- [Request]: Your job is to restate each entry word for word.

»»

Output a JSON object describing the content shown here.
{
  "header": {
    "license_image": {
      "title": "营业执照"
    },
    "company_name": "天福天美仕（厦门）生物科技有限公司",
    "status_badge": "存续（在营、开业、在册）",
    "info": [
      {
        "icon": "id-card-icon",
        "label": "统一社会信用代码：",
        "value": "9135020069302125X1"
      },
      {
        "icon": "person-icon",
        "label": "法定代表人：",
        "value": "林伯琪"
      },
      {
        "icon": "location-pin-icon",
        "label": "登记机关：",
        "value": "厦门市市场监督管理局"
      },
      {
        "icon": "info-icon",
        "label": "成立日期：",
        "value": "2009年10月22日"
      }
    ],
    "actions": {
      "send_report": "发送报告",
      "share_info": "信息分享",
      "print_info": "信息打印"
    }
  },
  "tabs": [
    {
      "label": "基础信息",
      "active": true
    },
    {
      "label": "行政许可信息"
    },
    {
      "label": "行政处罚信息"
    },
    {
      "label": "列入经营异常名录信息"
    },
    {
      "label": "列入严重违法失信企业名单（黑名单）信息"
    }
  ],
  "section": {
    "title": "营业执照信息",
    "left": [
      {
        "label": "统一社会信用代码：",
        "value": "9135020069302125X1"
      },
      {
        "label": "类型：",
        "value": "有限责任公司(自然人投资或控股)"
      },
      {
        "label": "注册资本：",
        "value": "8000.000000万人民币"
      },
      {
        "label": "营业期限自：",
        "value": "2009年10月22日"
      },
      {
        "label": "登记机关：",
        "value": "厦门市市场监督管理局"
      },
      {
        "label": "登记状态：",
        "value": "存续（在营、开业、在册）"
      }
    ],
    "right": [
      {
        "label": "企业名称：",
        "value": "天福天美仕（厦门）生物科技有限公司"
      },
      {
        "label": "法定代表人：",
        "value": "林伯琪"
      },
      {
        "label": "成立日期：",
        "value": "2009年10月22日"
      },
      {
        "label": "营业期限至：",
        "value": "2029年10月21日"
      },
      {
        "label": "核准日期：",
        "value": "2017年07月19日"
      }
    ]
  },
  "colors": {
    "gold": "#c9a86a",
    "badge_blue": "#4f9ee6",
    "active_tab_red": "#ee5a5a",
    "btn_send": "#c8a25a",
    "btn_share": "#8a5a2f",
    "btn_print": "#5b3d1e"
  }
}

««

- [Reply to the task]:
Output a JSON object describing the content shown here.
{
  "header": {
    "license_image": {
      "title": "营业执照"
    },
    "company_name": "天福天美仕（厦门）生物科技有限公司",
    "status_badge": "存续（在营、开业、在册）",
    "info": [
      {
        "icon": "id-card-icon",
        "label": "统一社会信用代码：",
        "value": "9135020069302125X1"
      },
      {
        "icon": "person-icon",
        "label": "法定代表人：",
        "value": "林伯琪"
      },
      {
        "icon": "location-pin-icon",
        "label": "登记机关：",
        "value": "厦门市市场监督管理局"
      },
      {
        "icon": "info-icon",
        "label": "成立日期：",
        "value": "2009年10月22日"
      }
    ],
    "actions": {
      "send_report": "发送报告",
      "share_info": "信息分享",
      "print_info": "信息打印"
    }
  },
  "tabs": [
    {
      "label": "基础信息",
      "active": true
    },
    {
      "label": "行政许可信息"
    },
    {
      "label": "行政处罚信息"
    },
    {
      "label": "列入经营异常名录信息"
    },
    {
      "label": "列入严重违法失信企业名单（黑名单）信息"
    }
  ],
  "section": {
    "title": "营业执照信息",
    "left": [
      {
        "label": "统一社会信用代码：",
        "value": "9135020069302125X1"
      },
      {
        "label": "类型：",
        "value": "有限责任公司(自然人投资或控股)"
      },
      {
        "label": "注册资本：",
        "value": "8000.000000万人民币"
      },
      {
        "label": "营业期限自：",
        "value": "2009年10月22日"
      },
      {
        "label": "登记机关：",
        "value": "厦门市市场监督管理局"
      },
      {
        "label": "登记状态：",
        "value": "存续（在营、开业、在册）"
      }
    ],
    "right": [
      {
        "label": "企业名称：",
        "value": "天福天美仕（厦门）生物科技有限公司"
      },
      {
        "label": "法定代表人：",
        "value": "林伯琪"
      },
      {
        "label": "成立日期：",
        "value": "2009年10月22日"
      },
      {
        "label": "营业期限至：",
        "value": "2029年10月21日"
      },
      {
        "label": "核准日期：",
        "value": "2017年07月19日"
      }
    ]
  },
  "colors": {
    "gold": "#c9a86a",
    "badge_blue": "#4f9ee6",
    "active_tab_red": "#ee5a5a",
    "btn_send": "#c8a25a",
    "btn_share": "#8a5a2f",
    "btn_print": "#5b3d1e"
  }
}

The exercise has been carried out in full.